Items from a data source
■ ■ ■ ■ ■
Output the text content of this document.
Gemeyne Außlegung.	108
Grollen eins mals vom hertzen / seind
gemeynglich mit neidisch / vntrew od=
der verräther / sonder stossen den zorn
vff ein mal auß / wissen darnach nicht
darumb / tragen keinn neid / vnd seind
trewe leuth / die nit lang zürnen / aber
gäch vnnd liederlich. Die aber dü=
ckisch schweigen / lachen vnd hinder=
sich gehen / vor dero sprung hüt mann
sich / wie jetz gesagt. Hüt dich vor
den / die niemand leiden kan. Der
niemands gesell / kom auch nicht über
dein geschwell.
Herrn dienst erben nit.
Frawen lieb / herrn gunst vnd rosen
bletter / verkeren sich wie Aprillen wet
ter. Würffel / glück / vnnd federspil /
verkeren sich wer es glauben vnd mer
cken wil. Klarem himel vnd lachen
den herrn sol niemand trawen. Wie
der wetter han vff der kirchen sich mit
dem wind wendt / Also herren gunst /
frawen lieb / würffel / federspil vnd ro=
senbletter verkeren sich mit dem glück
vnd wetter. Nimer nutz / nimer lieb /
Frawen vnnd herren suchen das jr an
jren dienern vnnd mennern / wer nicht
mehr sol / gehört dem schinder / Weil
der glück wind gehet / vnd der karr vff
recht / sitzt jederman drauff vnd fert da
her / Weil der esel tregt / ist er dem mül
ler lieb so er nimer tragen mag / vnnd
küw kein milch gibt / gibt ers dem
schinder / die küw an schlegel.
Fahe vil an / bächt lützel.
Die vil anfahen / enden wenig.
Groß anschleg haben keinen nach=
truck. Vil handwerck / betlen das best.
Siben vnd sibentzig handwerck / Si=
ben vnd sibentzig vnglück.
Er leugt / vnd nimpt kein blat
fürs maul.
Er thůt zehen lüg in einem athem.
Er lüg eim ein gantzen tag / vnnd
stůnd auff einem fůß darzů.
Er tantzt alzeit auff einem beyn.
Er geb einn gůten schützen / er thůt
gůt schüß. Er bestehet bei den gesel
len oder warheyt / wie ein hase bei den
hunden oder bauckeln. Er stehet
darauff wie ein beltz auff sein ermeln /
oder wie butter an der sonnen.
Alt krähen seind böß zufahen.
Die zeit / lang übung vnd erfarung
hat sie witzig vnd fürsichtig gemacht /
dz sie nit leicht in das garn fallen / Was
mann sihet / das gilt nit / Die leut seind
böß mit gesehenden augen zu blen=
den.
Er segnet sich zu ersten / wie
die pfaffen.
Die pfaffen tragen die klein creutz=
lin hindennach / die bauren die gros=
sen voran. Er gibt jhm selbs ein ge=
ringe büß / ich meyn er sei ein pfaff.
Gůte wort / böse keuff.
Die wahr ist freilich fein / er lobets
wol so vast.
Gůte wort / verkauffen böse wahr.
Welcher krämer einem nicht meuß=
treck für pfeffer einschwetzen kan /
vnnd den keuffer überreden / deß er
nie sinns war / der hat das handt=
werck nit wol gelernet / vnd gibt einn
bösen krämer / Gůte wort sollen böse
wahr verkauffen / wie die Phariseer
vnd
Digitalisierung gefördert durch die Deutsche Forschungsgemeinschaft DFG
■ ■ ■ ■ ■
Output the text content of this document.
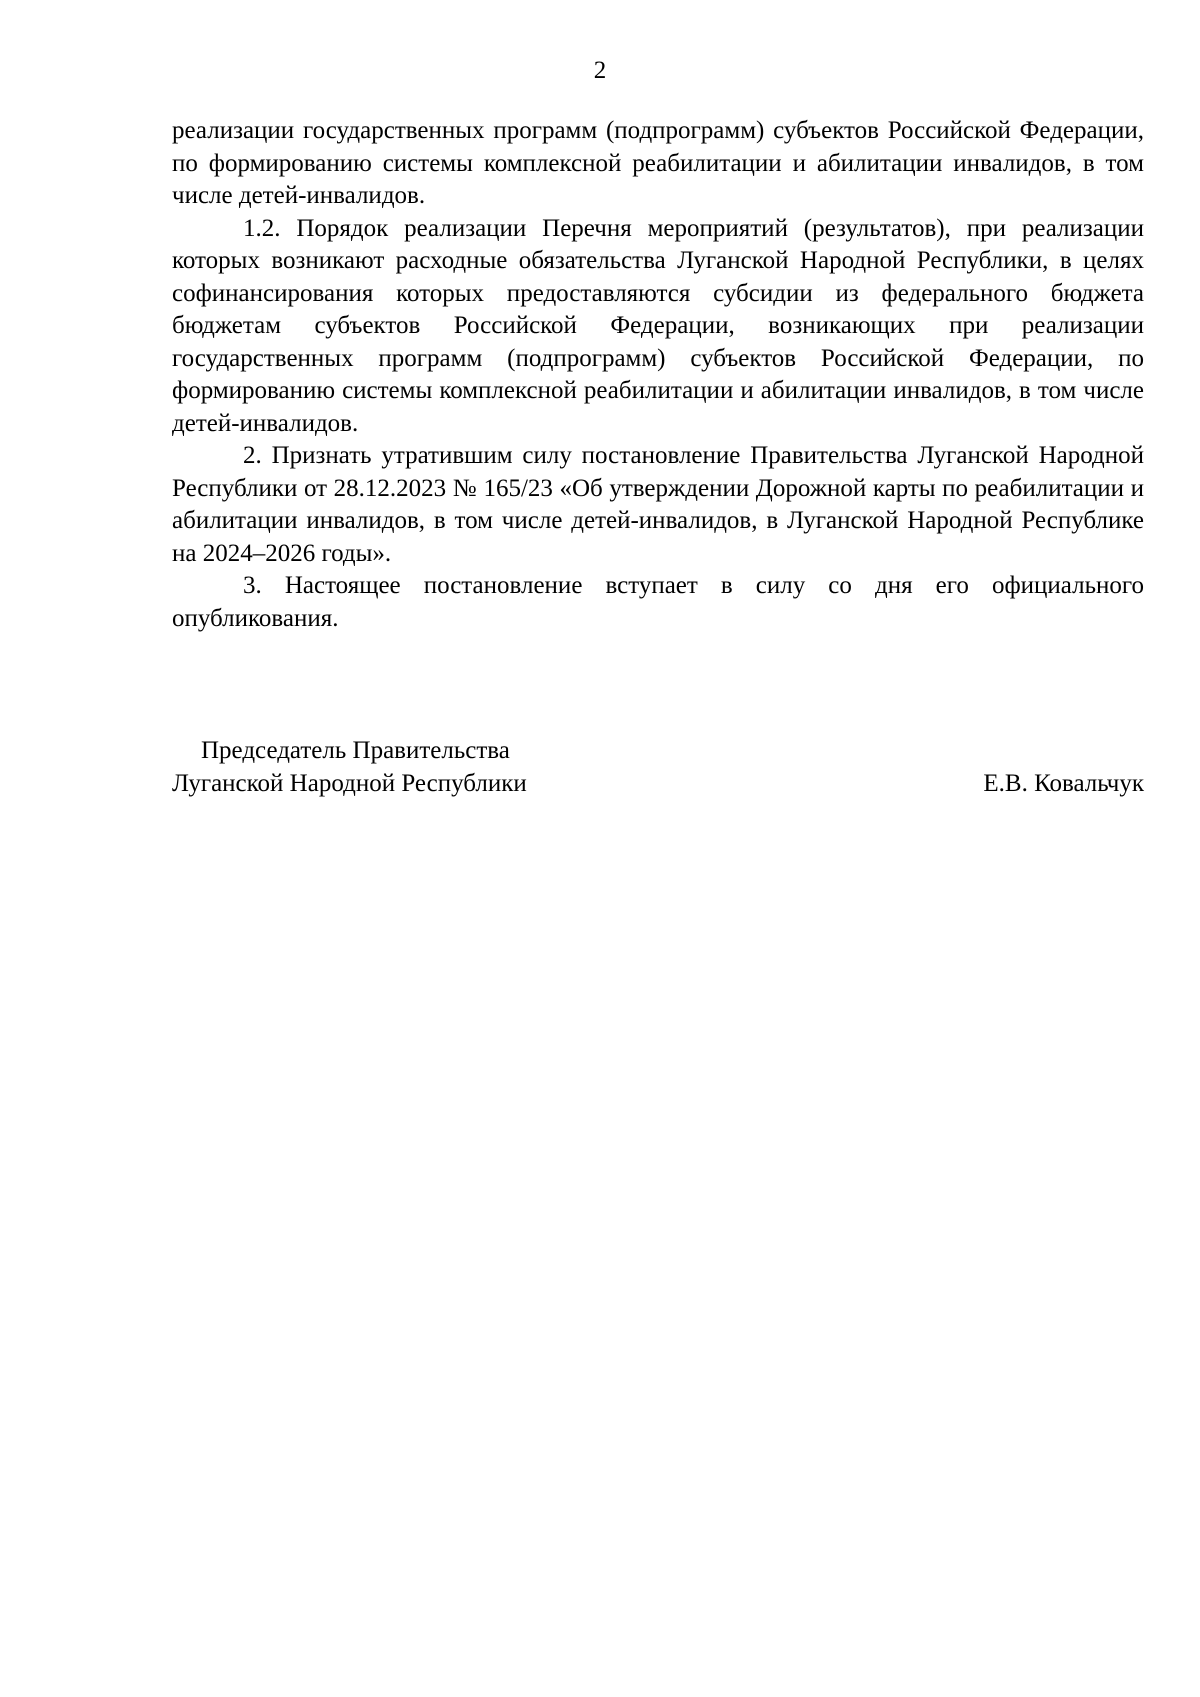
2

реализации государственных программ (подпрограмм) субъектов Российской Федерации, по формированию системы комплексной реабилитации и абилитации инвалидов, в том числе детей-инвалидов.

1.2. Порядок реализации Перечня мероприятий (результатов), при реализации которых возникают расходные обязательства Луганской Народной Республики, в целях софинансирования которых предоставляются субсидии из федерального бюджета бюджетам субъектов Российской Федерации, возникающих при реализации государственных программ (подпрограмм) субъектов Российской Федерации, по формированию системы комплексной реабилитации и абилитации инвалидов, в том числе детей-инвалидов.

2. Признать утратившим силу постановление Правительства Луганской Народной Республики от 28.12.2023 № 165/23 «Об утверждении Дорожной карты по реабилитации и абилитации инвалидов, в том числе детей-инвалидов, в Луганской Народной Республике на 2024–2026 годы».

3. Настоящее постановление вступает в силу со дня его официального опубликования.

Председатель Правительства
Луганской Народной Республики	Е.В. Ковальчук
■ ■ ■ ■ ■
Extract every line from the records above that contains the word "federspil".

ter. Würffel / glück / vnnd federspil /
frawen lieb / würffel / federspil vnd ro=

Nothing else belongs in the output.